[Records contained in a dataset]
* start *

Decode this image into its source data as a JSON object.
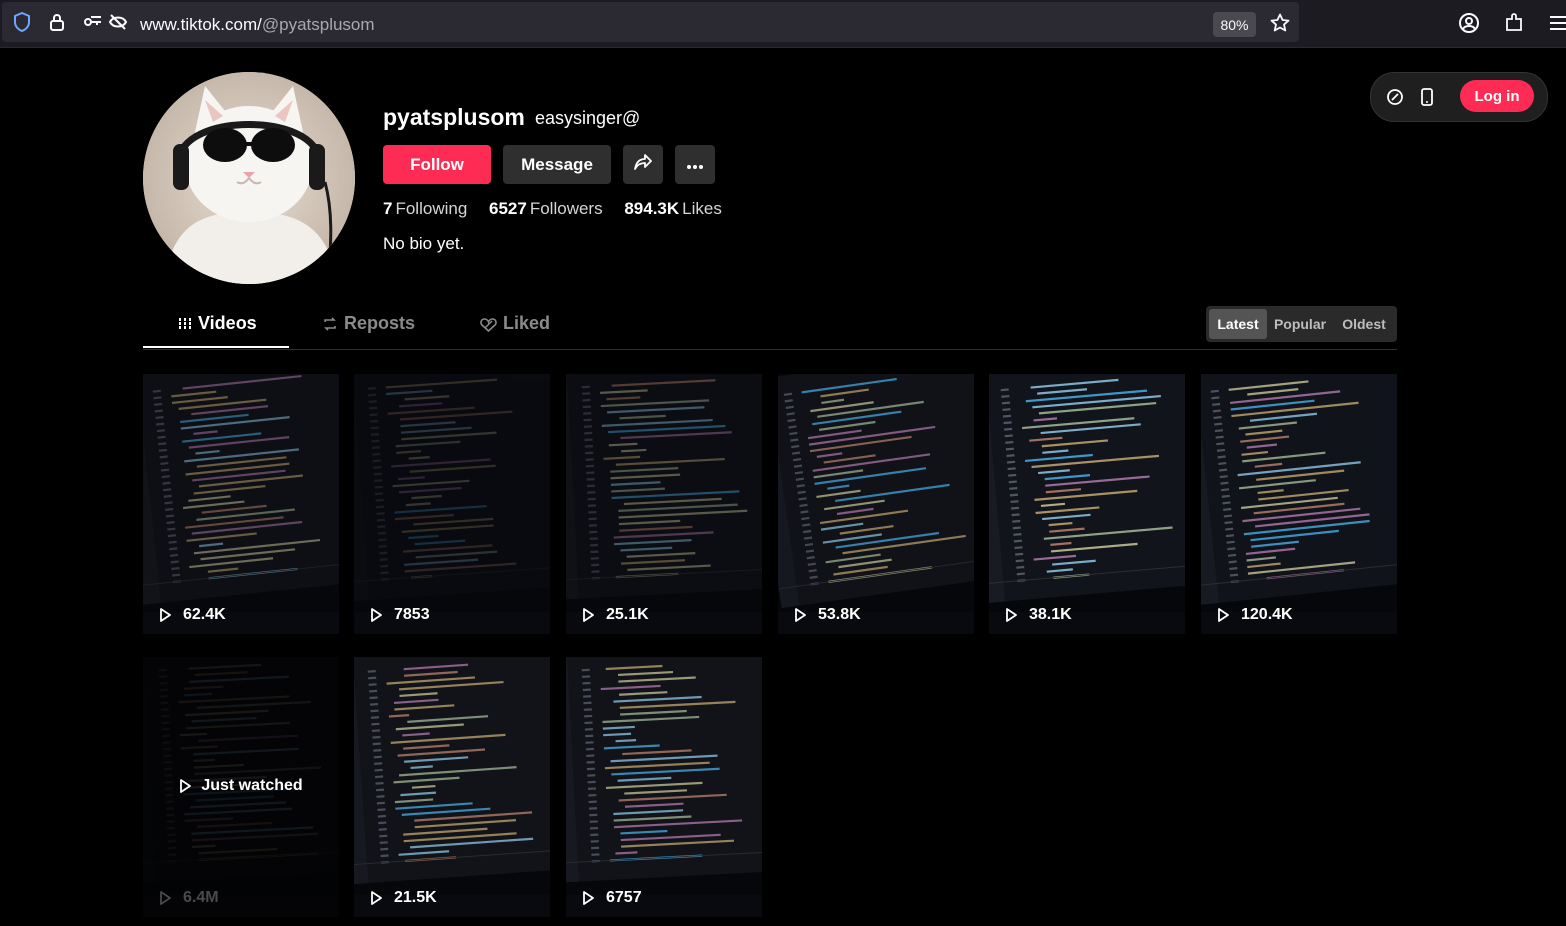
{
  "browser": {
    "url_host": "www.tiktok.com/",
    "url_path": "@pyatsplusom",
    "zoom": "80%"
  },
  "top_actions": {
    "login_label": "Log in"
  },
  "profile": {
    "username": "pyatsplusom",
    "nickname": "easysinger@",
    "follow_label": "Follow",
    "message_label": "Message",
    "stats": {
      "following_count": "7",
      "following_label": "Following",
      "followers_count": "6527",
      "followers_label": "Followers",
      "likes_count": "894.3K",
      "likes_label": "Likes"
    },
    "bio": "No bio yet."
  },
  "tabs": [
    {
      "label": "Videos",
      "icon": "grid-icon",
      "active": true
    },
    {
      "label": "Reposts",
      "icon": "repost-icon",
      "active": false
    },
    {
      "label": "Liked",
      "icon": "liked-heart-icon",
      "active": false
    }
  ],
  "sort": [
    {
      "label": "Latest",
      "active": true
    },
    {
      "label": "Popular",
      "active": false
    },
    {
      "label": "Oldest",
      "active": false
    }
  ],
  "videos": [
    {
      "views": "62.4K"
    },
    {
      "views": "7853"
    },
    {
      "views": "25.1K"
    },
    {
      "views": "53.8K"
    },
    {
      "views": "38.1K"
    },
    {
      "views": "120.4K"
    },
    {
      "views": "6.4M",
      "overlay": "Just watched"
    },
    {
      "views": "21.5K"
    },
    {
      "views": "6757"
    }
  ],
  "colors": {
    "accent": "#fe2c55",
    "background": "#000000",
    "browser_chrome": "#1c1b22"
  }
}
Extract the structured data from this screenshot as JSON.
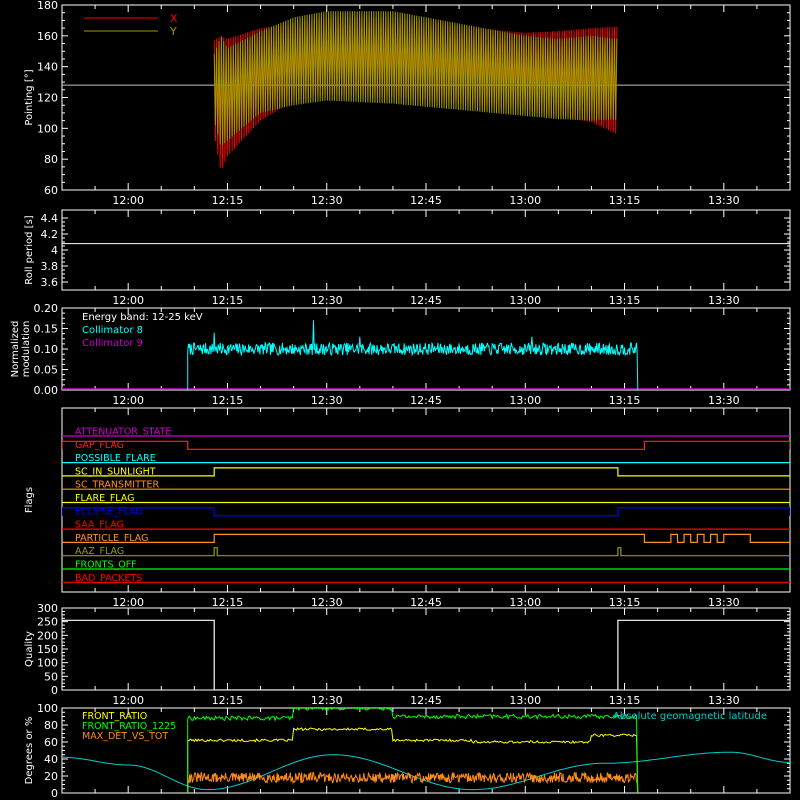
{
  "chart_data": [
    {
      "id": "pointing",
      "type": "line",
      "ylabel": "Pointing [°]",
      "ylim": [
        60,
        180
      ],
      "yticks": [
        60,
        80,
        100,
        120,
        140,
        160,
        180
      ],
      "xlim": [
        "11:50",
        "13:40"
      ],
      "xticks": [
        "12:00",
        "12:15",
        "12:30",
        "12:45",
        "13:00",
        "13:15",
        "13:30"
      ],
      "reference_line": 128,
      "legend_placement": "top-left",
      "series": [
        {
          "name": "X",
          "color": "#ff0000",
          "x": [
            "12:13",
            "12:14",
            "12:15",
            "12:20",
            "12:25",
            "12:30",
            "12:40",
            "12:50",
            "13:00",
            "13:05",
            "13:10",
            "13:14"
          ],
          "upper": [
            157,
            160,
            158,
            165,
            168,
            172,
            172,
            166,
            162,
            163,
            165,
            166
          ],
          "lower": [
            96,
            72,
            82,
            105,
            118,
            122,
            120,
            116,
            112,
            108,
            104,
            96
          ]
        },
        {
          "name": "Y",
          "color": "#a09a00",
          "x": [
            "12:13",
            "12:14",
            "12:15",
            "12:20",
            "12:25",
            "12:30",
            "12:40",
            "12:50",
            "13:00",
            "13:05",
            "13:10",
            "13:14"
          ],
          "upper": [
            148,
            160,
            152,
            163,
            172,
            176,
            176,
            168,
            160,
            158,
            160,
            158
          ],
          "lower": [
            105,
            88,
            92,
            110,
            115,
            118,
            116,
            112,
            108,
            106,
            105,
            106
          ]
        }
      ]
    },
    {
      "id": "roll-period",
      "type": "line",
      "ylabel": "Roll period [s]",
      "ylim": [
        3.5,
        4.5
      ],
      "yticks": [
        3.6,
        3.8,
        4.0,
        4.2,
        4.4
      ],
      "xlim": [
        "11:50",
        "13:40"
      ],
      "xticks": [
        "12:00",
        "12:15",
        "12:30",
        "12:45",
        "13:00",
        "13:15",
        "13:30"
      ],
      "series": [
        {
          "color": "#ffffff",
          "x": [
            "11:50",
            "13:40"
          ],
          "values": [
            4.08,
            4.08
          ]
        }
      ]
    },
    {
      "id": "modulation",
      "type": "line",
      "ylabel": "Normalized modulation",
      "ylim": [
        0,
        0.2
      ],
      "yticks": [
        0.0,
        0.05,
        0.1,
        0.15,
        0.2
      ],
      "ytick_labels": [
        "0.00",
        "0.05",
        "0.10",
        "0.15",
        "0.20"
      ],
      "xlim": [
        "11:50",
        "13:40"
      ],
      "xticks": [
        "12:00",
        "12:15",
        "12:30",
        "12:45",
        "13:00",
        "13:15",
        "13:30"
      ],
      "annotation": "Energy band: 12-25 keV",
      "legend_placement": "top-left",
      "series": [
        {
          "name": "Collimator 8",
          "color": "#00ffff",
          "x": [
            "12:09",
            "13:17"
          ],
          "level": 0.1,
          "noise": 0.015,
          "peaks": [
            [
              "12:28",
              0.17
            ],
            [
              "12:13",
              0.14
            ],
            [
              "12:35",
              0.13
            ],
            [
              "13:01",
              0.13
            ]
          ]
        },
        {
          "name": "Collimator 9",
          "color": "#cc00cc",
          "x": [
            "11:50",
            "13:40"
          ],
          "values": [
            0,
            0
          ]
        }
      ]
    },
    {
      "id": "flags",
      "type": "line",
      "ylabel": "Flags",
      "xlim": [
        "11:50",
        "13:40"
      ],
      "xticks": [
        "12:00",
        "12:15",
        "12:30",
        "12:45",
        "13:00",
        "13:15",
        "13:30"
      ],
      "flags": [
        {
          "name": "ATTENUATOR_STATE",
          "color": "#cc00cc",
          "segments": []
        },
        {
          "name": "GAP_FLAG",
          "color": "#ff2020",
          "segments": [
            [
              "11:50",
              "12:09"
            ],
            [
              "13:18",
              "13:40"
            ]
          ]
        },
        {
          "name": "POSSIBLE_FLARE",
          "color": "#00ffff",
          "segments": []
        },
        {
          "name": "SC_IN_SUNLIGHT",
          "color": "#ffff00",
          "segments": [
            [
              "12:13",
              "13:14"
            ]
          ]
        },
        {
          "name": "SC_TRANSMITTER",
          "color": "#ff9020",
          "segments": []
        },
        {
          "name": "FLARE_FLAG",
          "color": "#ffff00",
          "segments": []
        },
        {
          "name": "ECLIPSE_FLAG",
          "color": "#0000ff",
          "segments": [
            [
              "11:50",
              "12:13"
            ],
            [
              "13:14",
              "13:40"
            ]
          ]
        },
        {
          "name": "SAA_FLAG",
          "color": "#ff0000",
          "segments": []
        },
        {
          "name": "PARTICLE_FLAG",
          "color": "#ff9020",
          "segments": [
            [
              "12:13",
              "13:18"
            ],
            [
              "13:22",
              "13:23"
            ],
            [
              "13:24",
              "13:25"
            ],
            [
              "13:26",
              "13:27"
            ],
            [
              "13:28",
              "13:29"
            ],
            [
              "13:30",
              "13:34"
            ]
          ]
        },
        {
          "name": "AAZ_FLAG",
          "color": "#999900",
          "segments": [
            [
              "12:13",
              "12:13"
            ],
            [
              "13:14",
              "13:14"
            ]
          ]
        },
        {
          "name": "FRONTS_OFF",
          "color": "#00ff00",
          "segments": []
        },
        {
          "name": "BAD_PACKETS",
          "color": "#ff0000",
          "segments": []
        }
      ]
    },
    {
      "id": "quality",
      "type": "line",
      "ylabel": "Quality",
      "ylim": [
        0,
        300
      ],
      "yticks": [
        0,
        50,
        100,
        150,
        200,
        250,
        300
      ],
      "xlim": [
        "11:50",
        "13:40"
      ],
      "xticks": [
        "12:00",
        "12:15",
        "12:30",
        "12:45",
        "13:00",
        "13:15",
        "13:30"
      ],
      "series": [
        {
          "color": "#ffffff",
          "x": [
            "11:50",
            "12:13",
            "12:13",
            "13:14",
            "13:14",
            "13:40"
          ],
          "values": [
            255,
            255,
            0,
            0,
            255,
            255
          ]
        }
      ]
    },
    {
      "id": "front-ratio",
      "type": "line",
      "ylabel": "Degrees or %",
      "ylim": [
        0,
        100
      ],
      "yticks": [
        0,
        20,
        40,
        60,
        80,
        100
      ],
      "xlim": [
        "11:50",
        "13:40"
      ],
      "legend_placement": "top-left",
      "series": [
        {
          "name": "FRONT_RATIO",
          "color": "#ffff00",
          "x": [
            "12:09",
            "12:25",
            "12:25",
            "12:40",
            "12:40",
            "12:52",
            "12:52",
            "13:10",
            "13:10",
            "13:17"
          ],
          "values": [
            62,
            62,
            75,
            75,
            62,
            62,
            60,
            60,
            68,
            68
          ],
          "noise": 1.5
        },
        {
          "name": "FRONT_RATIO_1225",
          "color": "#00ff00",
          "x": [
            "12:09",
            "12:25",
            "12:25",
            "12:40",
            "12:40",
            "13:17"
          ],
          "values": [
            88,
            88,
            100,
            100,
            90,
            90
          ],
          "noise": 2.5
        },
        {
          "name": "MAX_DET_VS_TOT",
          "color": "#ff8c1a",
          "x": [
            "12:09",
            "13:17"
          ],
          "level": 18,
          "noise": 6
        },
        {
          "name": "Absolute geomagnetic latitude",
          "color": "#00cccc",
          "x": [
            "11:50",
            "12:00",
            "12:12",
            "12:31",
            "12:52",
            "13:12",
            "13:31",
            "13:40"
          ],
          "values": [
            42,
            33,
            4,
            45,
            4,
            35,
            48,
            36
          ]
        }
      ]
    }
  ]
}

* end *

[SHORT TASK]: Gather and return every line that holds the string "this".

[THE SOLUTION]:
Decode this image into its source data as a JSON object.
Extract the structured data from this screenshot as JSON.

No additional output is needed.